Whenever a line contains the string "Policy", copy it out of the entries.

---

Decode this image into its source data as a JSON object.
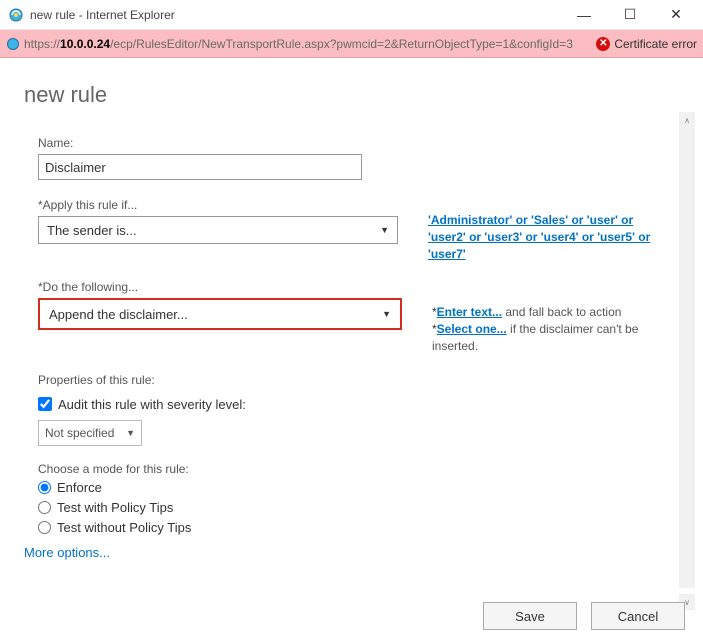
{
  "window": {
    "title": "new rule - Internet Explorer"
  },
  "address": {
    "protocol": "https://",
    "host": "10.0.0.24",
    "path": "/ecp/RulesEditor/NewTransportRule.aspx?pwmcid=2&ReturnObjectType=1&configId=3",
    "cert_error": "Certificate error"
  },
  "page": {
    "heading": "new rule",
    "name_label": "Name:",
    "name_value": "Disclaimer",
    "apply_label": "Apply this rule if...",
    "apply_value": "The sender is...",
    "apply_side": "'Administrator' or 'Sales' or 'user' or 'user2' or 'user3' or 'user4' or 'user5' or 'user7'",
    "do_label": "Do the following...",
    "do_value": "Append the disclaimer...",
    "do_side": {
      "link1": "Enter text...",
      "mid": " and fall back to action ",
      "link2": "Select one...",
      "tail": " if the disclaimer can't be inserted."
    },
    "props_label": "Properties of this rule:",
    "audit_label": "Audit this rule with severity level:",
    "audit_checked": true,
    "severity_value": "Not specified",
    "mode_label": "Choose a mode for this rule:",
    "modes": {
      "enforce": "Enforce",
      "tips": "Test with Policy Tips",
      "notips": "Test without Policy Tips"
    },
    "more": "More options...",
    "save": "Save",
    "cancel": "Cancel"
  }
}
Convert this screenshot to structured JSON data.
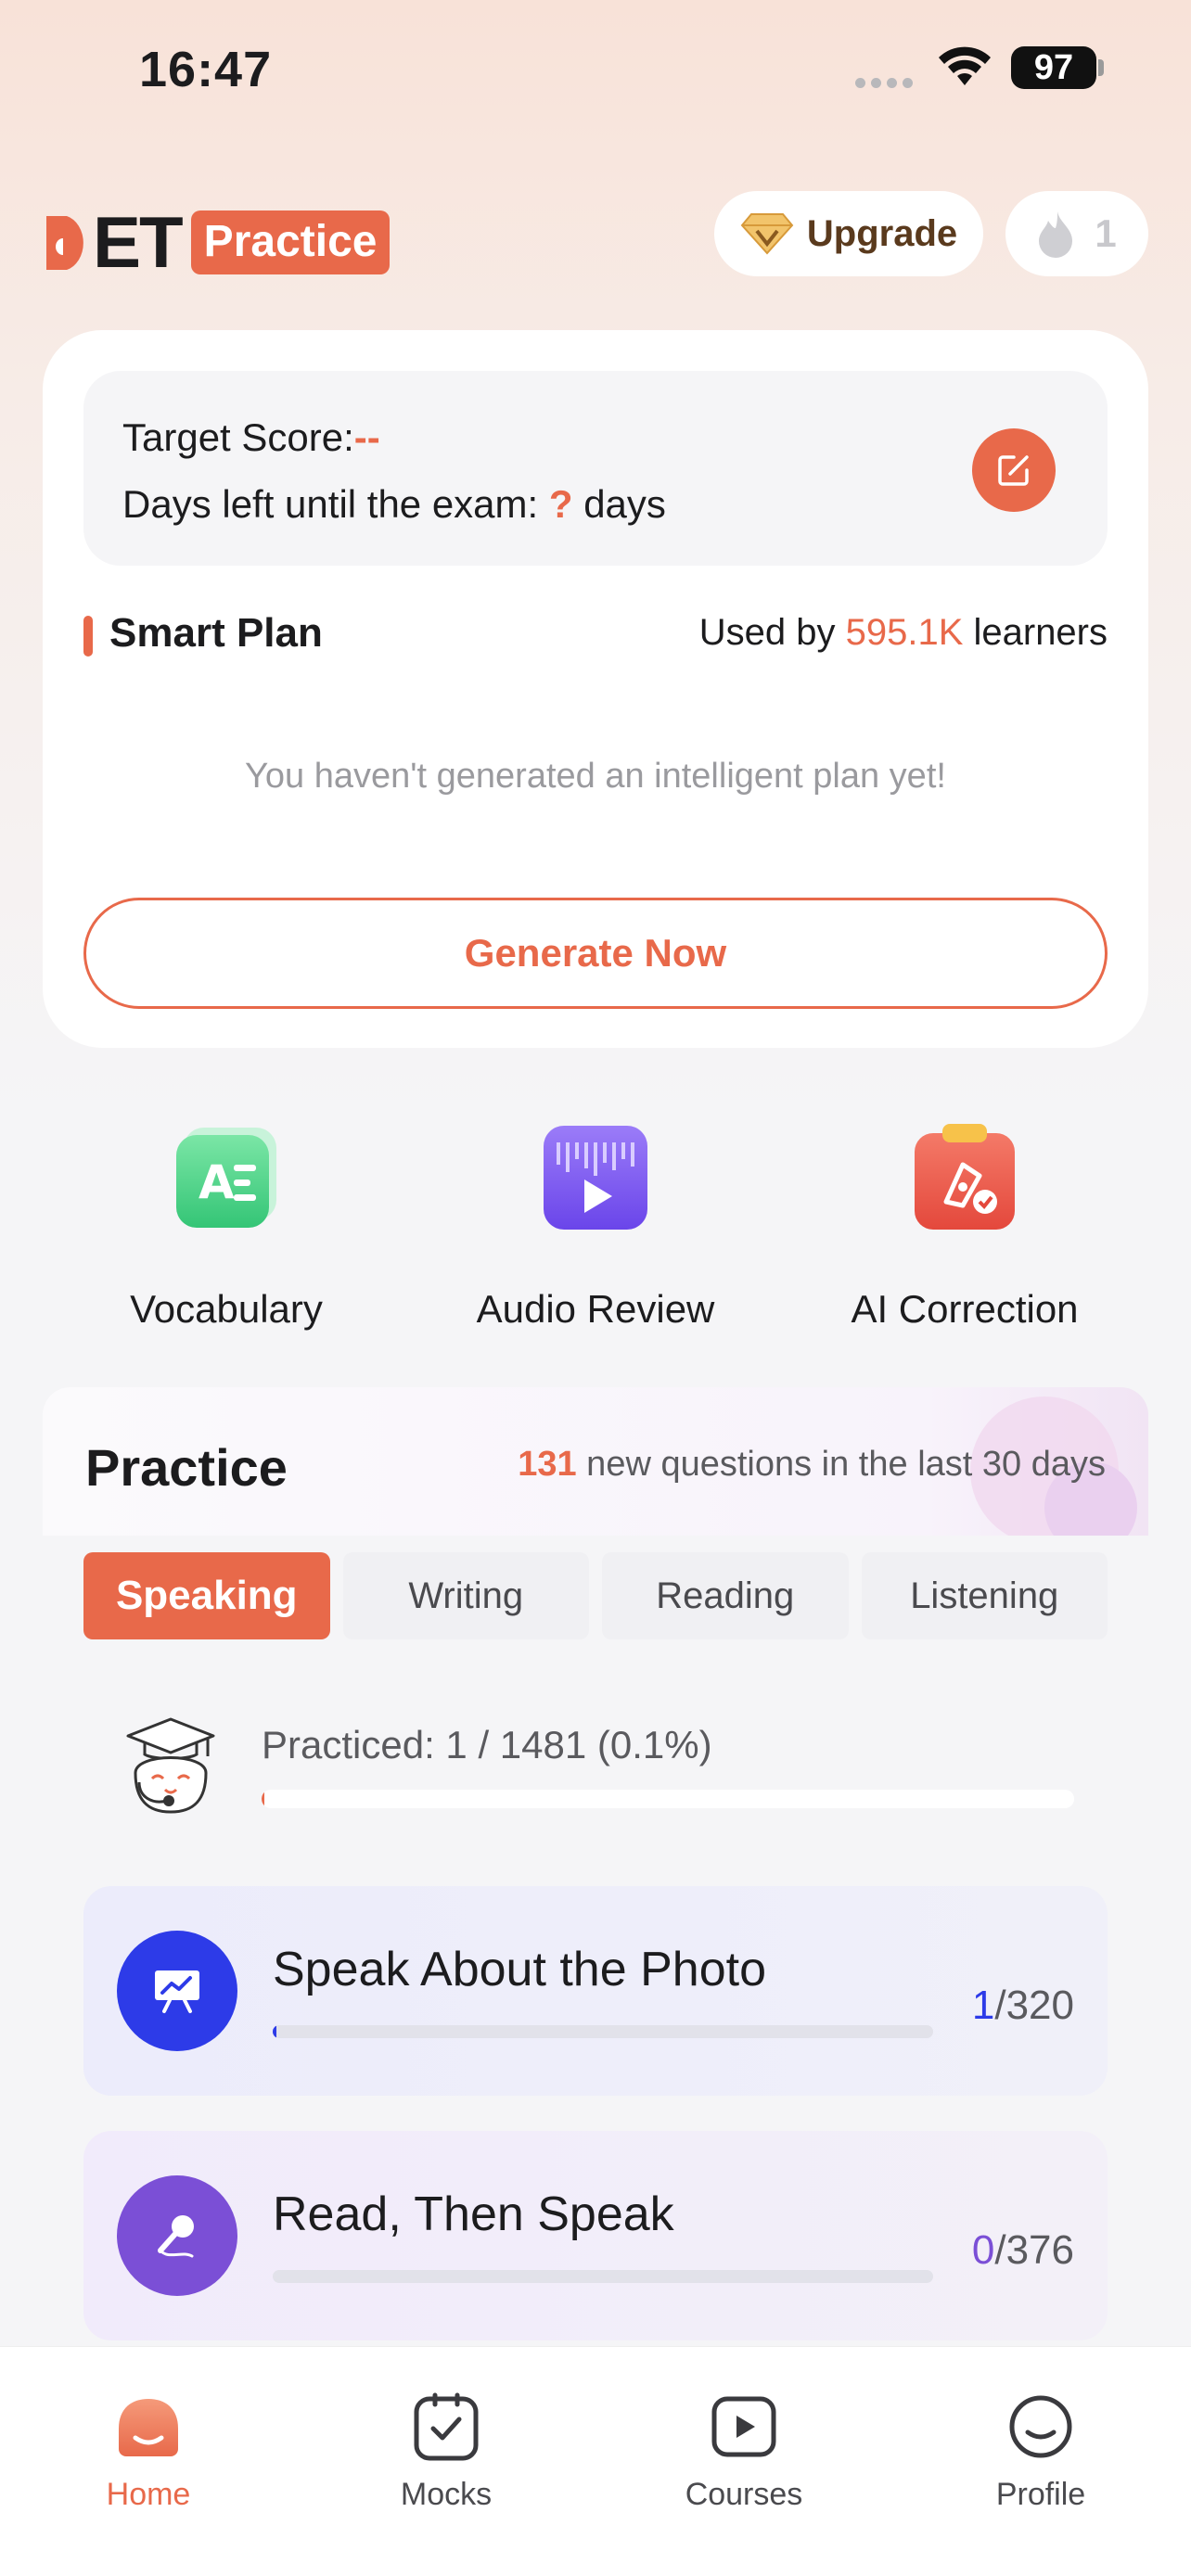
{
  "status_bar": {
    "time": "16:47",
    "battery": "97"
  },
  "header": {
    "logo_text": "DET",
    "logo_badge": "Practice",
    "upgrade_label": "Upgrade",
    "streak_count": "1"
  },
  "plan_card": {
    "target_label": "Target Score:",
    "target_value": "--",
    "days_prefix": "Days left until the exam: ",
    "days_value": "?",
    "days_suffix": " days",
    "smart_plan_title": "Smart Plan",
    "used_prefix": "Used by ",
    "used_count": "595.1K",
    "used_suffix": " learners",
    "empty_message": "You haven't generated an intelligent plan yet!",
    "generate_label": "Generate Now"
  },
  "tools": [
    {
      "label": "Vocabulary",
      "icon": "vocabulary-icon",
      "color": "#4fd184"
    },
    {
      "label": "Audio Review",
      "icon": "audio-review-icon",
      "color": "#7b5cf0"
    },
    {
      "label": "AI Correction",
      "icon": "ai-correction-icon",
      "color": "#ee5a4a"
    }
  ],
  "practice": {
    "title": "Practice",
    "new_count": "131",
    "new_middle": " new questions in the last ",
    "new_days": "30",
    "new_suffix": " days",
    "tabs": [
      "Speaking",
      "Writing",
      "Reading",
      "Listening"
    ],
    "active_tab": "Speaking",
    "progress_text": "Practiced: 1 / 1481 (0.1%)",
    "progress_fraction": 0.001,
    "tasks": [
      {
        "title": "Speak About the Photo",
        "done": "1",
        "total": "/320",
        "progress_fraction": 0.003,
        "color": "#2d3be8"
      },
      {
        "title": "Read, Then Speak",
        "done": "0",
        "total": "/376",
        "progress_fraction": 0,
        "color": "#7b4fd6"
      }
    ]
  },
  "bottom_nav": [
    {
      "label": "Home",
      "icon": "home-icon",
      "active": true
    },
    {
      "label": "Mocks",
      "icon": "mocks-icon",
      "active": false
    },
    {
      "label": "Courses",
      "icon": "courses-icon",
      "active": false
    },
    {
      "label": "Profile",
      "icon": "profile-icon",
      "active": false
    }
  ],
  "colors": {
    "accent": "#e8694a",
    "blue": "#2d3be8",
    "purple": "#7b4fd6"
  }
}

---

• **Answer for this exercise**:
      "tips": "Test with Policy Tips",
      "notips": "Test without Policy Tips"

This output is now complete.